• Stored entries:
▼▼▼
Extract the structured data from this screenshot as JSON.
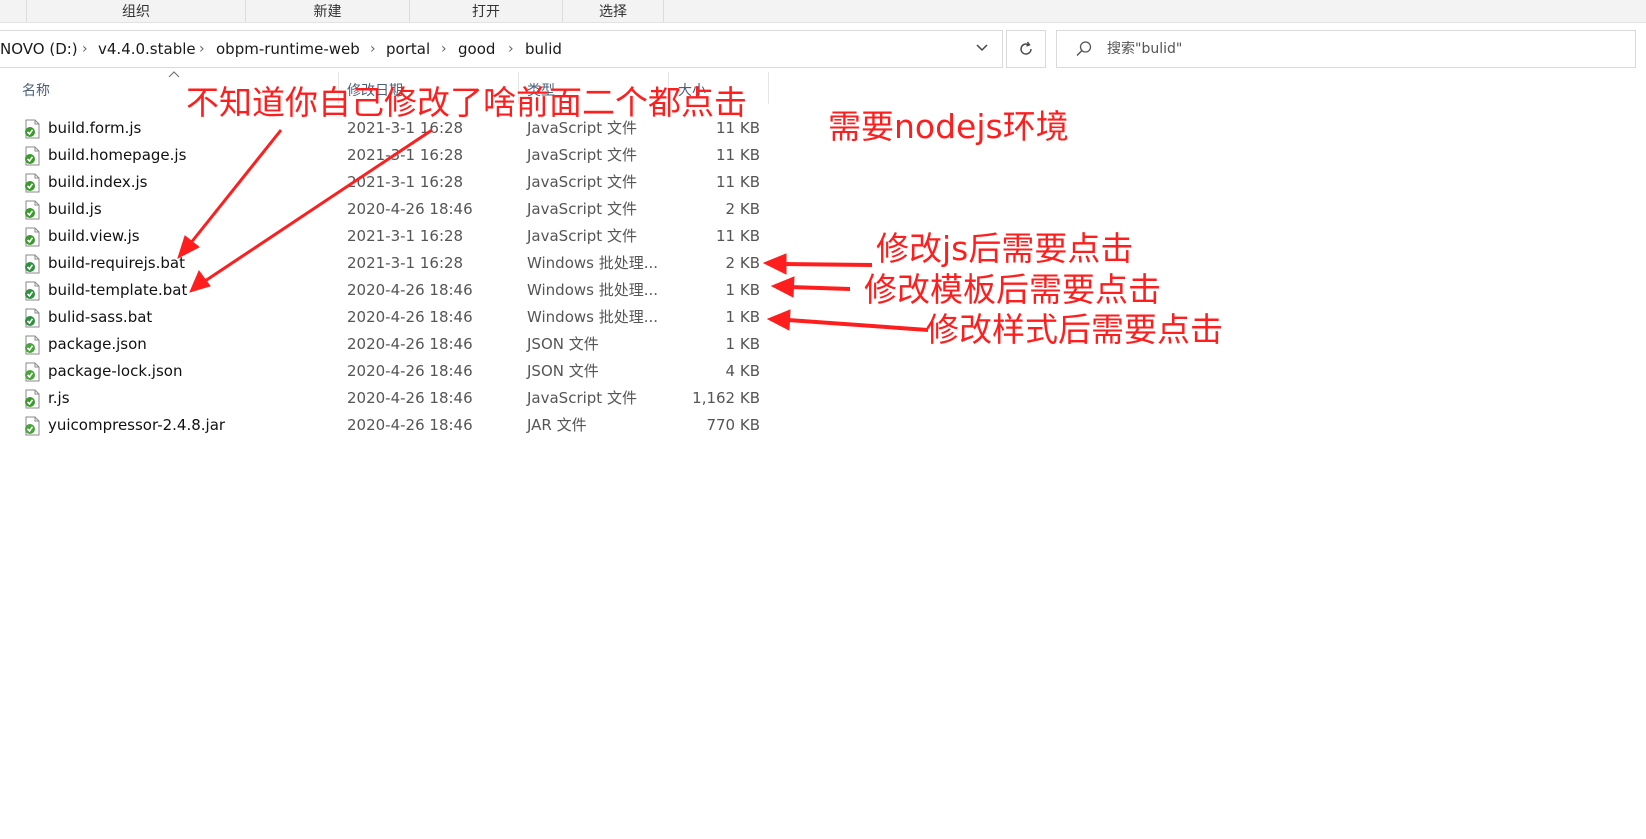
{
  "ribbon": {
    "groups": [
      "组织",
      "新建",
      "打开",
      "选择"
    ]
  },
  "address": {
    "crumbs": [
      "NOVO (D:)",
      "v4.4.0.stable",
      "obpm-runtime-web",
      "portal",
      "good",
      "bulid"
    ],
    "separator": "›"
  },
  "search": {
    "placeholder": "搜索\"bulid\""
  },
  "columns": {
    "name": "名称",
    "date": "修改日期",
    "type": "类型",
    "size": "大小"
  },
  "files": [
    {
      "name": "build.form.js",
      "date": "2021-3-1 16:28",
      "type": "JavaScript 文件",
      "size": "11 KB",
      "icon": "js-file-icon"
    },
    {
      "name": "build.homepage.js",
      "date": "2021-3-1 16:28",
      "type": "JavaScript 文件",
      "size": "11 KB",
      "icon": "js-file-icon"
    },
    {
      "name": "build.index.js",
      "date": "2021-3-1 16:28",
      "type": "JavaScript 文件",
      "size": "11 KB",
      "icon": "js-file-icon"
    },
    {
      "name": "build.js",
      "date": "2020-4-26 18:46",
      "type": "JavaScript 文件",
      "size": "2 KB",
      "icon": "js-file-icon"
    },
    {
      "name": "build.view.js",
      "date": "2021-3-1 16:28",
      "type": "JavaScript 文件",
      "size": "11 KB",
      "icon": "js-file-icon"
    },
    {
      "name": "build-requirejs.bat",
      "date": "2021-3-1 16:28",
      "type": "Windows 批处理...",
      "size": "2 KB",
      "icon": "bat-file-icon"
    },
    {
      "name": "build-template.bat",
      "date": "2020-4-26 18:46",
      "type": "Windows 批处理...",
      "size": "1 KB",
      "icon": "bat-file-icon"
    },
    {
      "name": "bulid-sass.bat",
      "date": "2020-4-26 18:46",
      "type": "Windows 批处理...",
      "size": "1 KB",
      "icon": "bat-file-icon"
    },
    {
      "name": "package.json",
      "date": "2020-4-26 18:46",
      "type": "JSON 文件",
      "size": "1 KB",
      "icon": "json-file-icon"
    },
    {
      "name": "package-lock.json",
      "date": "2020-4-26 18:46",
      "type": "JSON 文件",
      "size": "4 KB",
      "icon": "json-file-icon"
    },
    {
      "name": "r.js",
      "date": "2020-4-26 18:46",
      "type": "JavaScript 文件",
      "size": "1,162 KB",
      "icon": "js-file-icon"
    },
    {
      "name": "yuicompressor-2.4.8.jar",
      "date": "2020-4-26 18:46",
      "type": "JAR 文件",
      "size": "770 KB",
      "icon": "jar-file-icon"
    }
  ],
  "annotations": {
    "top_note": "不知道你自己修改了啥前面二个都点击",
    "env_note": "需要nodejs环境",
    "js_note": "修改js后需要点击",
    "template_note": "修改模板后需要点击",
    "style_note": "修改样式后需要点击",
    "color": "#ff1e1e"
  }
}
▲▲▲
• Written instruction: The records above need to be restated word for word, with the pictures left out.

• Solution to this problem:
Extract the structured data from this screenshot as JSON.
{
  "ribbon": {
    "groups": [
      "组织",
      "新建",
      "打开",
      "选择"
    ]
  },
  "address": {
    "crumbs": [
      "NOVO (D:)",
      "v4.4.0.stable",
      "obpm-runtime-web",
      "portal",
      "good",
      "bulid"
    ],
    "separator": "›"
  },
  "search": {
    "placeholder": "搜索\"bulid\""
  },
  "columns": {
    "name": "名称",
    "date": "修改日期",
    "type": "类型",
    "size": "大小"
  },
  "files": [
    {
      "name": "build.form.js",
      "date": "2021-3-1 16:28",
      "type": "JavaScript 文件",
      "size": "11 KB",
      "icon": "js-file-icon"
    },
    {
      "name": "build.homepage.js",
      "date": "2021-3-1 16:28",
      "type": "JavaScript 文件",
      "size": "11 KB",
      "icon": "js-file-icon"
    },
    {
      "name": "build.index.js",
      "date": "2021-3-1 16:28",
      "type": "JavaScript 文件",
      "size": "11 KB",
      "icon": "js-file-icon"
    },
    {
      "name": "build.js",
      "date": "2020-4-26 18:46",
      "type": "JavaScript 文件",
      "size": "2 KB",
      "icon": "js-file-icon"
    },
    {
      "name": "build.view.js",
      "date": "2021-3-1 16:28",
      "type": "JavaScript 文件",
      "size": "11 KB",
      "icon": "js-file-icon"
    },
    {
      "name": "build-requirejs.bat",
      "date": "2021-3-1 16:28",
      "type": "Windows 批处理...",
      "size": "2 KB",
      "icon": "bat-file-icon"
    },
    {
      "name": "build-template.bat",
      "date": "2020-4-26 18:46",
      "type": "Windows 批处理...",
      "size": "1 KB",
      "icon": "bat-file-icon"
    },
    {
      "name": "bulid-sass.bat",
      "date": "2020-4-26 18:46",
      "type": "Windows 批处理...",
      "size": "1 KB",
      "icon": "bat-file-icon"
    },
    {
      "name": "package.json",
      "date": "2020-4-26 18:46",
      "type": "JSON 文件",
      "size": "1 KB",
      "icon": "json-file-icon"
    },
    {
      "name": "package-lock.json",
      "date": "2020-4-26 18:46",
      "type": "JSON 文件",
      "size": "4 KB",
      "icon": "json-file-icon"
    },
    {
      "name": "r.js",
      "date": "2020-4-26 18:46",
      "type": "JavaScript 文件",
      "size": "1,162 KB",
      "icon": "js-file-icon"
    },
    {
      "name": "yuicompressor-2.4.8.jar",
      "date": "2020-4-26 18:46",
      "type": "JAR 文件",
      "size": "770 KB",
      "icon": "jar-file-icon"
    }
  ],
  "annotations": {
    "top_note": "不知道你自己修改了啥前面二个都点击",
    "env_note": "需要nodejs环境",
    "js_note": "修改js后需要点击",
    "template_note": "修改模板后需要点击",
    "style_note": "修改样式后需要点击",
    "color": "#ff1e1e"
  }
}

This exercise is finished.